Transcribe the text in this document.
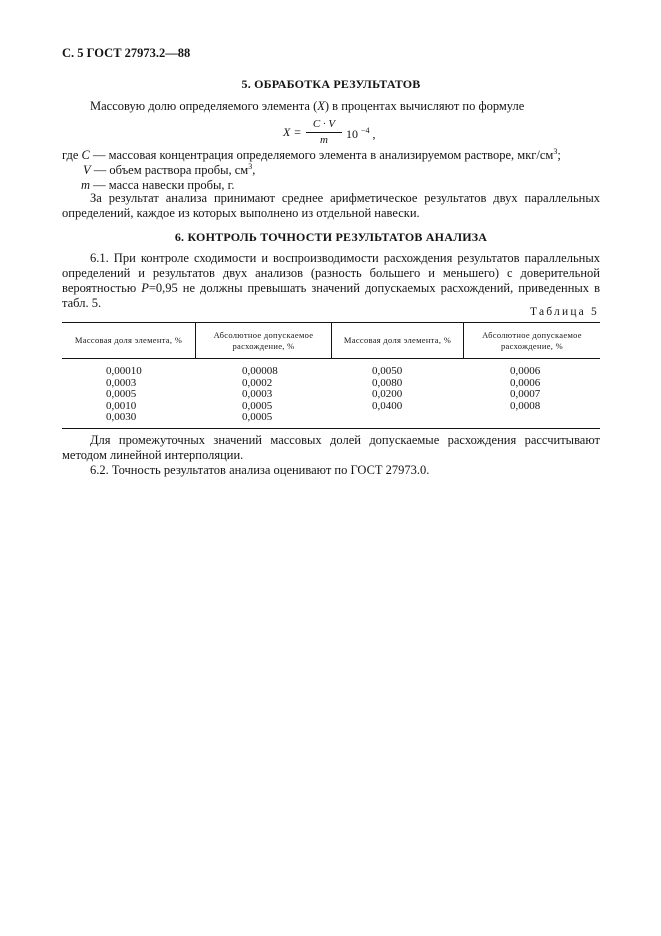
С. 5 ГОСТ 27973.2—88
5. ОБРАБОТКА РЕЗУЛЬТАТОВ
Массовую долю определяемого элемента (X) в процентах вычисляют по формуле
X =
C · V
m	10 $^{-4}$ ,
где C — массовая концентрация определяемого элемента в анализируемом растворе, мкг/$см^3$;
V — объем раствора пробы, $см^3$,
m — масса навески пробы, г.
За результат анализа принимают среднее арифметическое результатов двух параллельных определений, каждое из которых выполнено из отдельной навески.
6. КОНТРОЛЬ ТОЧНОСТИ РЕЗУЛЬТАТОВ АНАЛИЗА
6.1. При контроле сходимости и воспроизводимости расхождения результатов параллельных определений и результатов двух анализов (разность большего и меньшего) с доверительной вероятностью P=0,95 не должны превышать значений допускаемых расхождений, приведенных в табл. 5.
Таблица 5
Массовая доля элемента, %
Абсолютное допускаемое расхождение, %
Массовая доля элемента, %
Абсолютное допускаемое расхождение, %
0,00010
0,0003
0,0005
0,0010
0,0030
0,00008
0,0002
0,0003
0,0005
0,0005
0,0050
0,0080
0,0200
0,0400
0,0006
0,0006
0,0007
0,0008
Для промежуточных значений массовых долей допускаемые расхождения рассчитывают методом линейной интерполяции.
6.2. Точность результатов анализа оценивают по ГОСТ 27973.0.
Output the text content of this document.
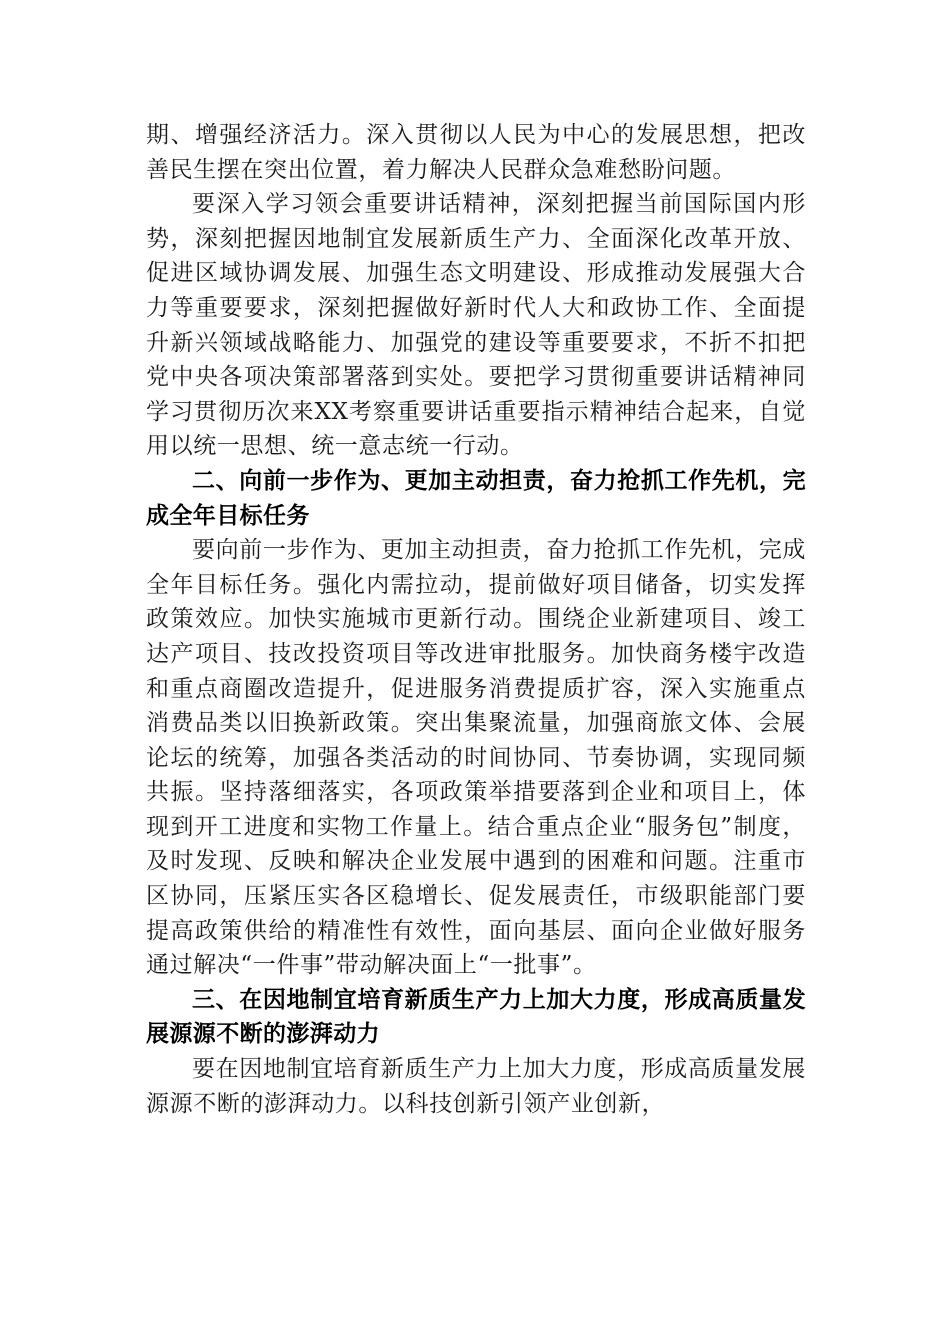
期、增强经济活力。深入贯彻以人民为中心的发展思想，把改善民生摆在突出位置，着力解决人民群众急难愁盼问题。

要深入学习领会重要讲话精神，深刻把握当前国际国内形势，深刻把握因地制宜发展新质生产力、全面深化改革开放、促进区域协调发展、加强生态文明建设、形成推动发展强大合力等重要要求，深刻把握做好新时代人大和政协工作、全面提升新兴领域战略能力、加强党的建设等重要要求，不折不扣把党中央各项决策部署落到实处。要把学习贯彻重要讲话精神同学习贯彻历次来XX考察重要讲话重要指示精神结合起来，自觉用以统一思想、统一意志统一行动。

二、向前一步作为、更加主动担责，奋力抢抓工作先机，完成全年目标任务

要向前一步作为、更加主动担责，奋力抢抓工作先机，完成全年目标任务。强化内需拉动，提前做好项目储备，切实发挥政策效应。加快实施城市更新行动。围绕企业新建项目、竣工达产项目、技改投资项目等改进审批服务。加快商务楼宇改造和重点商圈改造提升，促进服务消费提质扩容，深入实施重点消费品类以旧换新政策。突出集聚流量，加强商旅文体、会展论坛的统筹，加强各类活动的时间协同、节奏协调，实现同频共振。坚持落细落实，各项政策举措要落到企业和项目上，体现到开工进度和实物工作量上。结合重点企业“服务包”制度，及时发现、反映和解决企业发展中遇到的困难和问题。注重市区协同，压紧压实各区稳增长、促发展责任，市级职能部门要提高政策供给的精准性有效性，面向基层、面向企业做好服务通过解决“一件事”带动解决面上“一批事”。

三、在因地制宜培育新质生产力上加大力度，形成高质量发展源源不断的澎湃动力

要在因地制宜培育新质生产力上加大力度，形成高质量发展源源不断的澎湃动力。以科技创新引领产业创新，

+++

Written instruction:
Omit the pictures and restate the rest of the records verbatim.

Reply to the exercise:
Transcribe the text in this document.
С. 5 ГОСТ 27973.2—88
5. ОБРАБОТКА РЕЗУЛЬТАТОВ
Массовую долю определяемого элемента (X) в процентах вычисляют по формуле
X =
C · V
m	10 $^{-4}$ ,
где C — массовая концентрация определяемого элемента в анализируемом растворе, мкг/$см^3$;
V — объем раствора пробы, $см^3$,
m — масса навески пробы, г.
За результат анализа принимают среднее арифметическое результатов двух параллельных определений, каждое из которых выполнено из отдельной навески.
6. КОНТРОЛЬ ТОЧНОСТИ РЕЗУЛЬТАТОВ АНАЛИЗА
6.1. При контроле сходимости и воспроизводимости расхождения результатов параллельных определений и результатов двух анализов (разность большего и меньшего) с доверительной вероятностью P=0,95 не должны превышать значений допускаемых расхождений, приведенных в табл. 5.
Таблица 5
Массовая доля элемента, %
Абсолютное допускаемое расхождение, %
Массовая доля элемента, %
Абсолютное допускаемое расхождение, %
0,00010
0,0003
0,0005
0,0010
0,0030
0,00008
0,0002
0,0003
0,0005
0,0005
0,0050
0,0080
0,0200
0,0400
0,0006
0,0006
0,0007
0,0008
Для промежуточных значений массовых долей допускаемые расхождения рассчитывают методом линейной интерполяции.
6.2. Точность результатов анализа оценивают по ГОСТ 27973.0.
Output the text content of this document.
期、增强经济活力。深入贯彻以人民为中心的发展思想，把改善民生摆在突出位置，着力解决人民群众急难愁盼问题。

要深入学习领会重要讲话精神，深刻把握当前国际国内形势，深刻把握因地制宜发展新质生产力、全面深化改革开放、促进区域协调发展、加强生态文明建设、形成推动发展强大合力等重要要求，深刻把握做好新时代人大和政协工作、全面提升新兴领域战略能力、加强党的建设等重要要求，不折不扣把党中央各项决策部署落到实处。要把学习贯彻重要讲话精神同学习贯彻历次来XX考察重要讲话重要指示精神结合起来，自觉用以统一思想、统一意志统一行动。

二、向前一步作为、更加主动担责，奋力抢抓工作先机，完成全年目标任务

要向前一步作为、更加主动担责，奋力抢抓工作先机，完成全年目标任务。强化内需拉动，提前做好项目储备，切实发挥政策效应。加快实施城市更新行动。围绕企业新建项目、竣工达产项目、技改投资项目等改进审批服务。加快商务楼宇改造和重点商圈改造提升，促进服务消费提质扩容，深入实施重点消费品类以旧换新政策。突出集聚流量，加强商旅文体、会展论坛的统筹，加强各类活动的时间协同、节奏协调，实现同频共振。坚持落细落实，各项政策举措要落到企业和项目上，体现到开工进度和实物工作量上。结合重点企业“服务包”制度，及时发现、反映和解决企业发展中遇到的困难和问题。注重市区协同，压紧压实各区稳增长、促发展责任，市级职能部门要提高政策供给的精准性有效性，面向基层、面向企业做好服务通过解决“一件事”带动解决面上“一批事”。

三、在因地制宜培育新质生产力上加大力度，形成高质量发展源源不断的澎湃动力

要在因地制宜培育新质生产力上加大力度，形成高质量发展源源不断的澎湃动力。以科技创新引领产业创新，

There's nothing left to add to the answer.